* Dataset excerpts
* Begin *

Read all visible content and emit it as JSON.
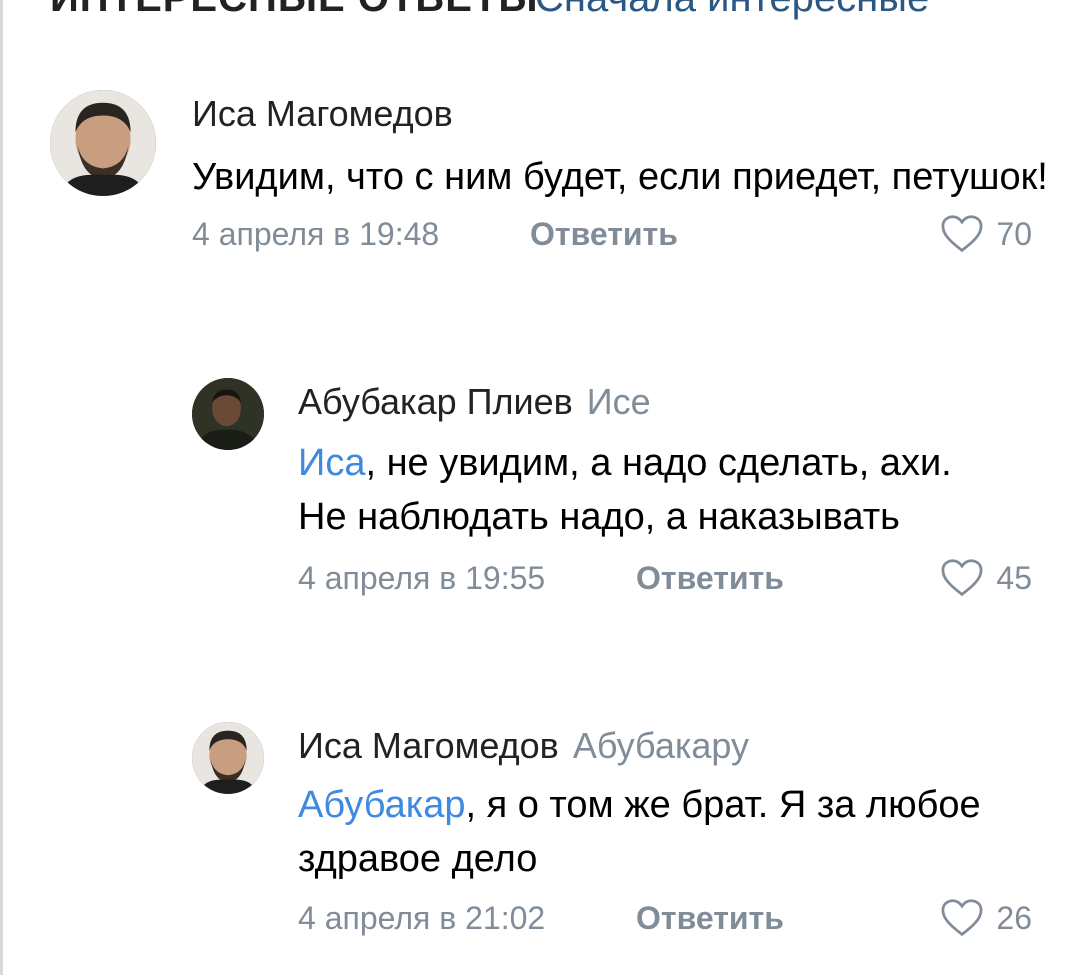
{
  "header": {
    "sort_label": "ИНТЕРЕСНЫЕ ОТВЕТЫ",
    "sort_value": "Сначала интересные"
  },
  "comments": [
    {
      "author": "Иса Магомедов",
      "reply_to": "",
      "mention": "",
      "text": "Увидим, что с ним будет, если приедет, петушок!",
      "date": "4 апреля в 19:48",
      "reply_label": "Ответить",
      "likes": "70"
    },
    {
      "author": "Абубакар Плиев",
      "reply_to": "Исе",
      "mention": "Иса",
      "text": ", не увидим, а надо сделать, ахи. Не наблюдать надо, а наказывать",
      "date": "4 апреля в 19:55",
      "reply_label": "Ответить",
      "likes": "45"
    },
    {
      "author": "Иса Магомедов",
      "reply_to": "Абубакару",
      "mention": "Абубакар",
      "text": ", я о том же брат. Я за любое здравое дело",
      "date": "4 апреля в 21:02",
      "reply_label": "Ответить",
      "likes": "26"
    }
  ],
  "icons": {
    "like": "heart-icon",
    "avatar": "user-photo"
  },
  "colors": {
    "link": "#3f8ae0",
    "secondary_text": "#818c99",
    "primary_text": "#000000"
  }
}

* End *

* Prompt
Strip out the images, then output the records above word for word.

* Response to the task
Read all visible content and emit it as JSON.
{
  "header": {
    "sort_label": "ИНТЕРЕСНЫЕ ОТВЕТЫ",
    "sort_value": "Сначала интересные"
  },
  "comments": [
    {
      "author": "Иса Магомедов",
      "reply_to": "",
      "mention": "",
      "text": "Увидим, что с ним будет, если приедет, петушок!",
      "date": "4 апреля в 19:48",
      "reply_label": "Ответить",
      "likes": "70"
    },
    {
      "author": "Абубакар Плиев",
      "reply_to": "Исе",
      "mention": "Иса",
      "text": ", не увидим, а надо сделать, ахи. Не наблюдать надо, а наказывать",
      "date": "4 апреля в 19:55",
      "reply_label": "Ответить",
      "likes": "45"
    },
    {
      "author": "Иса Магомедов",
      "reply_to": "Абубакару",
      "mention": "Абубакар",
      "text": ", я о том же брат. Я за любое здравое дело",
      "date": "4 апреля в 21:02",
      "reply_label": "Ответить",
      "likes": "26"
    }
  ],
  "icons": {
    "like": "heart-icon",
    "avatar": "user-photo"
  },
  "colors": {
    "link": "#3f8ae0",
    "secondary_text": "#818c99",
    "primary_text": "#000000"
  }
}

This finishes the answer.